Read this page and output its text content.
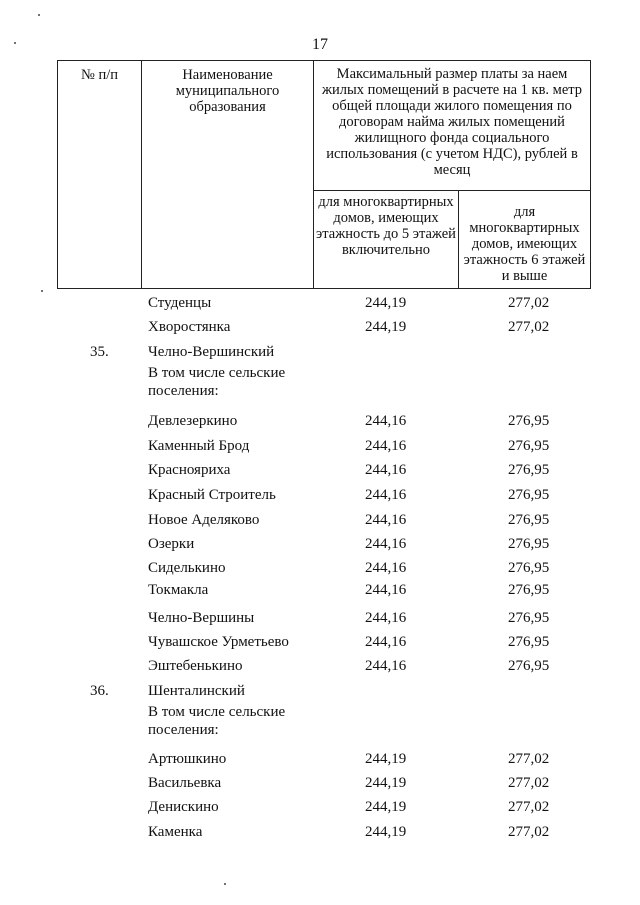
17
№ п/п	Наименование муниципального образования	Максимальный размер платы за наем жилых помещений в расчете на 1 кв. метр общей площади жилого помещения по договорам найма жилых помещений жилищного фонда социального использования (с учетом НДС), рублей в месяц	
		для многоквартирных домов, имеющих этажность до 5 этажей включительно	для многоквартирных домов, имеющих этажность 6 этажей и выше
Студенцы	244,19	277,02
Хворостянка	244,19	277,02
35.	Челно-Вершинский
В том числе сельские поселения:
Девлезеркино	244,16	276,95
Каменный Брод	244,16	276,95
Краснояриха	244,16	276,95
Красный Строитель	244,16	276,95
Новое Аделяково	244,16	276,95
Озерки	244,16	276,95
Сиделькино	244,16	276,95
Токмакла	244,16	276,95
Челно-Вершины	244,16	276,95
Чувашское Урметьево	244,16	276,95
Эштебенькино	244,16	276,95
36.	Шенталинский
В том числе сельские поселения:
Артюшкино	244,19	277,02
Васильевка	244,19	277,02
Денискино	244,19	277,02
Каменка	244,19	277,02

————

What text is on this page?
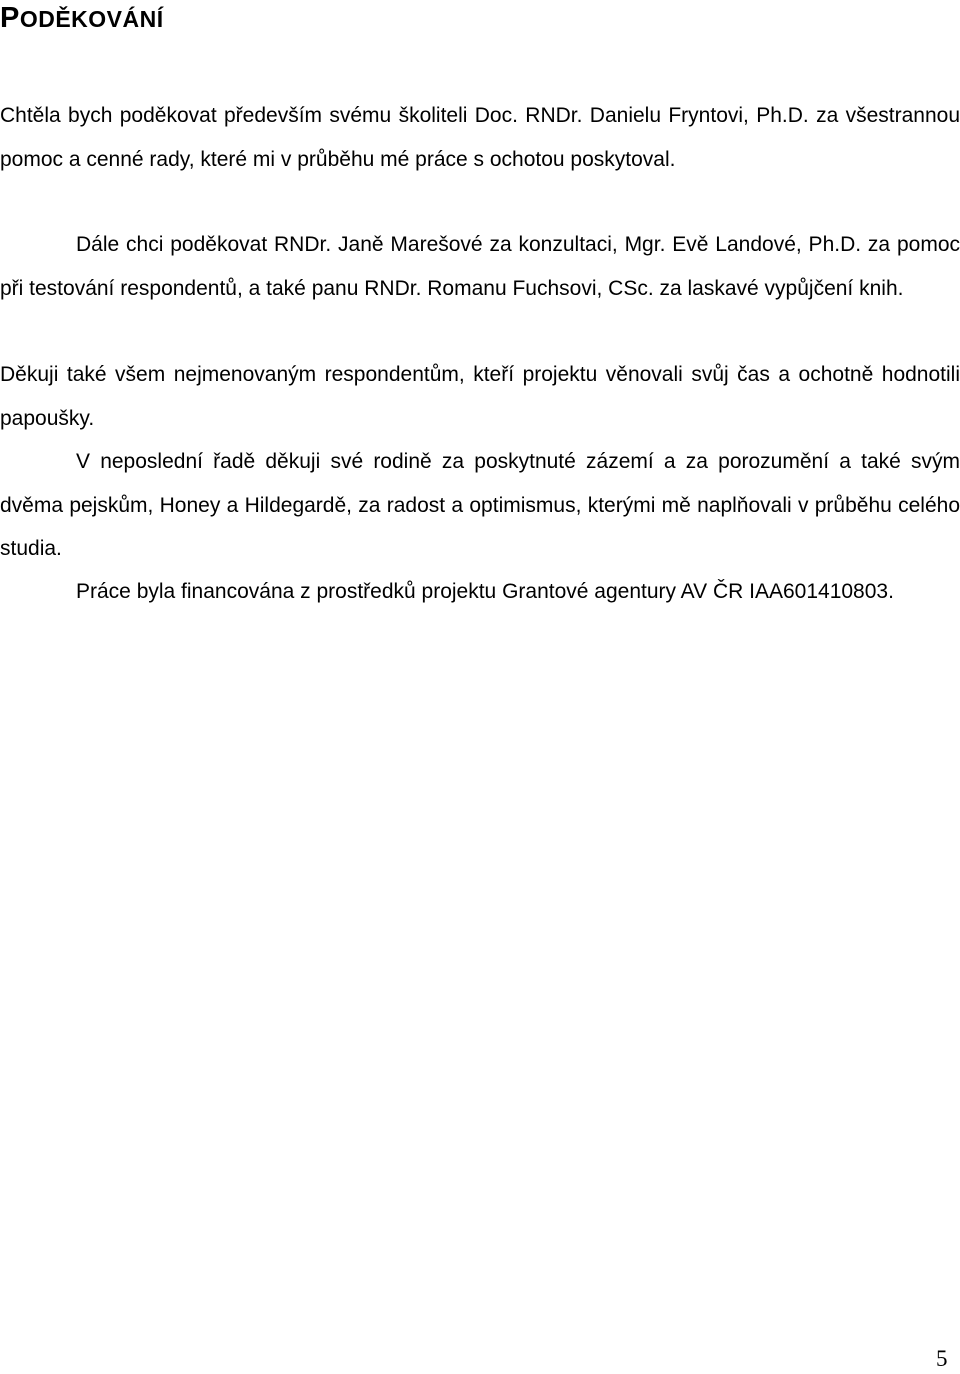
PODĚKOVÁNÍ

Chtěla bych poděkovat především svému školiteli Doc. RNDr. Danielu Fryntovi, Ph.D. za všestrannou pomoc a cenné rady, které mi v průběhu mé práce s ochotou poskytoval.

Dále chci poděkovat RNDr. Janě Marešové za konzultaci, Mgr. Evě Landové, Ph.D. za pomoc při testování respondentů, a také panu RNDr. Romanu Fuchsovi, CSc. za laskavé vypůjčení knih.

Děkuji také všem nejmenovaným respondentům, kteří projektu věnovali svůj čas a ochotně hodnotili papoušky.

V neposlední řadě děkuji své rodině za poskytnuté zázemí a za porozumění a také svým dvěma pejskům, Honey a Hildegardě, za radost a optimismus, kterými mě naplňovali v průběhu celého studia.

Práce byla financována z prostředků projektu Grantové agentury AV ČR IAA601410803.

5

————

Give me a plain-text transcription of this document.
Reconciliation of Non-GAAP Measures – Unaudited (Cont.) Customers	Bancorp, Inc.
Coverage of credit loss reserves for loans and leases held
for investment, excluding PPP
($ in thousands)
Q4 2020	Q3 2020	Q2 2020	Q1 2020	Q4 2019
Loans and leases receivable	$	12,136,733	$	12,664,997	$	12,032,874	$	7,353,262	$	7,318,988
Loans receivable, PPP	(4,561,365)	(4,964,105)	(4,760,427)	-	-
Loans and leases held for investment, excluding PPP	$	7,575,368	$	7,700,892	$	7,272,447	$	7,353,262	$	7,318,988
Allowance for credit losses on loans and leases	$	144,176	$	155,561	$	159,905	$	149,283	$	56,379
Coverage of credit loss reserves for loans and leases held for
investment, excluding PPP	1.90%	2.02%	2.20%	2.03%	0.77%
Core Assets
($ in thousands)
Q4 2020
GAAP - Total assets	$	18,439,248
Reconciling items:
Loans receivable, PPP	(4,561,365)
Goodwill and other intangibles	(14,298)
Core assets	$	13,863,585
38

————

- _EXERCISE DETAILS_
Show the lines of the data that hold the word "page".

- _RESULT_
Read this page and output its text content.
What text is on this page?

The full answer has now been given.